— begin Data provided —
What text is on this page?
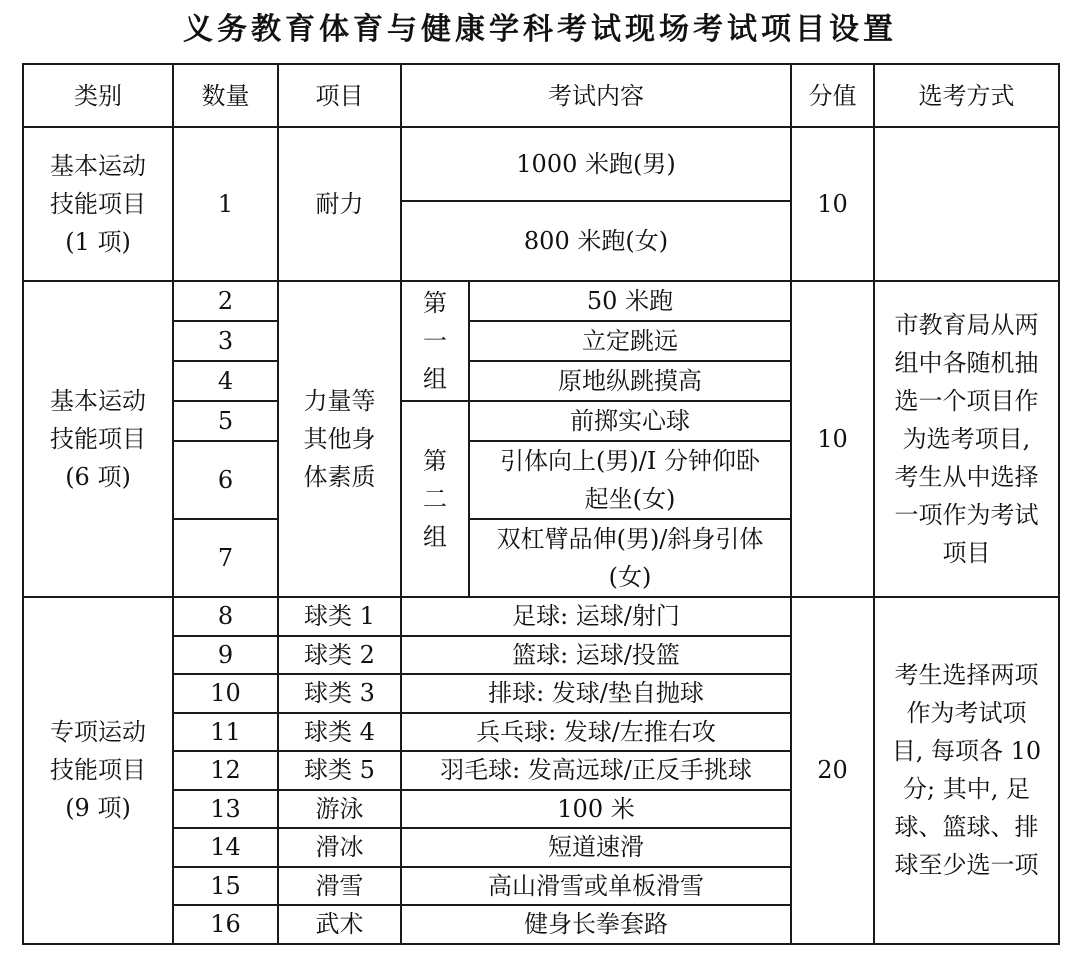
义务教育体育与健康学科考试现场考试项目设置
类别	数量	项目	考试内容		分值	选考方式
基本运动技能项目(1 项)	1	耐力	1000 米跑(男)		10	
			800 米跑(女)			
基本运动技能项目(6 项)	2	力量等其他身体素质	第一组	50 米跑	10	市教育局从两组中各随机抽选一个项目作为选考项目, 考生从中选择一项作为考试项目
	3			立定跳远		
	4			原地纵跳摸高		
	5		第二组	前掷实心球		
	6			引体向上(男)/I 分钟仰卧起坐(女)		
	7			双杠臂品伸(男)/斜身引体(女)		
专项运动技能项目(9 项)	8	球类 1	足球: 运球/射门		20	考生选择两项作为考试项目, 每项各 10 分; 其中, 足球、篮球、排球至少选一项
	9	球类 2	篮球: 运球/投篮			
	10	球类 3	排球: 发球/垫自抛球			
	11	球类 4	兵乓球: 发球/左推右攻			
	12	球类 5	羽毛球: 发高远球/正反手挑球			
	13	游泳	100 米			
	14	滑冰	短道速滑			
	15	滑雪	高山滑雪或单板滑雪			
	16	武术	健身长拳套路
— end Data provided —
## What this task involves
Reproduce each entry verbatim, excluding any embedded images.

## Written solution
What text is on this page?
义务教育体育与健康学科考试现场考试项目设置
类别	数量	项目	考试内容		分值	选考方式
基本运动技能项目(1 项)	1	耐力	1000 米跑(男)		10	
			800 米跑(女)			
基本运动技能项目(6 项)	2	力量等其他身体素质	第一组	50 米跑	10	市教育局从两组中各随机抽选一个项目作为选考项目, 考生从中选择一项作为考试项目
	3			立定跳远		
	4			原地纵跳摸高		
	5		第二组	前掷实心球		
	6			引体向上(男)/I 分钟仰卧起坐(女)		
	7			双杠臂品伸(男)/斜身引体(女)		
专项运动技能项目(9 项)	8	球类 1	足球: 运球/射门		20	考生选择两项作为考试项目, 每项各 10 分; 其中, 足球、篮球、排球至少选一项
	9	球类 2	篮球: 运球/投篮			
	10	球类 3	排球: 发球/垫自抛球			
	11	球类 4	兵乓球: 发球/左推右攻			
	12	球类 5	羽毛球: 发高远球/正反手挑球			
	13	游泳	100 米			
	14	滑冰	短道速滑			
	15	滑雪	高山滑雪或单板滑雪			
	16	武术	健身长拳套路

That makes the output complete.